■ Tasks to carry out
• A. Retype the part of the passage on Delta-Lz and cluster analysis starting with "Delta-Lz, my proposed" and going on through "same word list.".
• B. In the passage on Delta-Lz and cluster analysis, which linkage and distance measure do the hierarchical cluster analyses in Figure 1 and Figure 3 use?

:: Passage to read

Delta-Lz, my proposed modification of Delta, limits its calculation to words with relatively large (> 0.7) z-scores, words with frequencies nearly a standard deviation from the mean (for a detailed explanation, see my "Delta Prime?"; "Word Frequency"). It seems intuitively reasonable that such words may be more distinctive than those with frequencies nearly the same as the mean. Note, however, that Delta-Lz is based on a different word list for each test text, while all Delta calculations are based on the same word list.
3. Cluster Analysis
Cluster Analysis is an inductive statistical method of classification that is usually used when the numbers and sizes of the groups are not known in advance. Its results are normally presented as dendograms like Figure 1 and Figure 3. The technique has many different forms with varied results, and there is no space here to discuss this topic fully. The crucial point is that the closer to the bottom or left of the graph that items join together, the more statistically similar they are to each other. Conversely, the higher or further right two items join, the more different they are. Figure 1 shows that James's novels are very different from those of his contemporaries, and Figure 3 shows that the two versions of The Portrait of a Lady are, unsurprisingly, the most similar. Figure 1 and Figure 3 both show hierarchical cluster analyses with Ward linkage and squared Euclidean distance. Because the true authors of the texts in these analyses are known, the clusters are much easier to interpret then they would otherwise be. Cluster Analysis, because it requires no set of primary authors, can include all 71 novels in the American novel corpus or all of James's novels.

::::
:: Record excerpts

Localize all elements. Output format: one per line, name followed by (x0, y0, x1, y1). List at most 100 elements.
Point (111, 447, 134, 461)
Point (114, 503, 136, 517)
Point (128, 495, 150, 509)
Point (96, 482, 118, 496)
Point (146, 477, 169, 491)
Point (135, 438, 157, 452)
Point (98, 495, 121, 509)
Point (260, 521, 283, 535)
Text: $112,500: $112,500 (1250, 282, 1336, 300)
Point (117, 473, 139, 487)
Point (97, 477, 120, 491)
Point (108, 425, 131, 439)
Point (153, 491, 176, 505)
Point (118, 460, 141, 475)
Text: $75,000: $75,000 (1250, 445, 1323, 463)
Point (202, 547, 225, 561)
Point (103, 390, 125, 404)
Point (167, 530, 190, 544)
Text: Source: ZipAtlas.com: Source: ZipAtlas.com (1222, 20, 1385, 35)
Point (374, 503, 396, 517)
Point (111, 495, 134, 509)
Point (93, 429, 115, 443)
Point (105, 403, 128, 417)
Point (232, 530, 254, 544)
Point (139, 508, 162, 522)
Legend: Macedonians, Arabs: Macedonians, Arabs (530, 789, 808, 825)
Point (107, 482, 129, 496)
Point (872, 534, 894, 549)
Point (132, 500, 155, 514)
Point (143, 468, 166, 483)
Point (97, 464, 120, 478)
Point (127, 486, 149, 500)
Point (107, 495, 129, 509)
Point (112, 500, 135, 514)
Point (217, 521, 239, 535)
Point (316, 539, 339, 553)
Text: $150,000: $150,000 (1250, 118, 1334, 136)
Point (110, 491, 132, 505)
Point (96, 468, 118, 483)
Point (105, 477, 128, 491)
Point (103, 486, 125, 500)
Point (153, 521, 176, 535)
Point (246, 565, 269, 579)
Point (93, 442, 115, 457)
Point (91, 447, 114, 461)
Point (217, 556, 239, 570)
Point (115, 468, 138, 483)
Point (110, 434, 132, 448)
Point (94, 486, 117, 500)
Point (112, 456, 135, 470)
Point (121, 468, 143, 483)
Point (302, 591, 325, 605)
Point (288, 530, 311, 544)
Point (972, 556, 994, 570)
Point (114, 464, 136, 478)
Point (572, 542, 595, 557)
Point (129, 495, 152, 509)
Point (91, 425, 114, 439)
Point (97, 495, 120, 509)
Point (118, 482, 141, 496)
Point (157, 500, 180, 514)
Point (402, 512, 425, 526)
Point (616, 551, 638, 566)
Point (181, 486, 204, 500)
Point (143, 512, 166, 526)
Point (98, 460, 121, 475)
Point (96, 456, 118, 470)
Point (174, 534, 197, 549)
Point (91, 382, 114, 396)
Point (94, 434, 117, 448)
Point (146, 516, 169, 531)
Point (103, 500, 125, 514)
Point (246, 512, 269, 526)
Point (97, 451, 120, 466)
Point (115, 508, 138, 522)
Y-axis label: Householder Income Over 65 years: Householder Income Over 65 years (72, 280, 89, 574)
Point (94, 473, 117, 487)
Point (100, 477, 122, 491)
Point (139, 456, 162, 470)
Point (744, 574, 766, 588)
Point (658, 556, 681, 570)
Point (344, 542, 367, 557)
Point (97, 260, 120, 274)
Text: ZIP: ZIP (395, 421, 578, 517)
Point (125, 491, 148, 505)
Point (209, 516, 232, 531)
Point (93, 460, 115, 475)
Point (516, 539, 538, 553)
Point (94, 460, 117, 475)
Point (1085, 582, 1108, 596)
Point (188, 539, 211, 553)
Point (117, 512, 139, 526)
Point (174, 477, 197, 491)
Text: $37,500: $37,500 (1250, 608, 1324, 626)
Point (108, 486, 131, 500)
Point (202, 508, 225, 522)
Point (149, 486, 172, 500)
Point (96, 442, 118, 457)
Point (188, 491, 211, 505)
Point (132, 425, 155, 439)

::::

■ Written answers
• A.
Delta-Lz, my proposed modification of Delta, limits its calculation to words with relatively large (> 0.7) z-scores, words with frequencies nearly a standard deviation from the mean (for a detailed explanation, see my "Delta Prime?"; "Word Frequency"). It seems intuitively reasonable that such words may be more distinctive than those with frequencies nearly the same as the mean. Note, however, that Delta-Lz is based on a different word list for each test text, while all Delta calculations are based on the same word list.

• B. Ward linkage and squared Euclidean distance.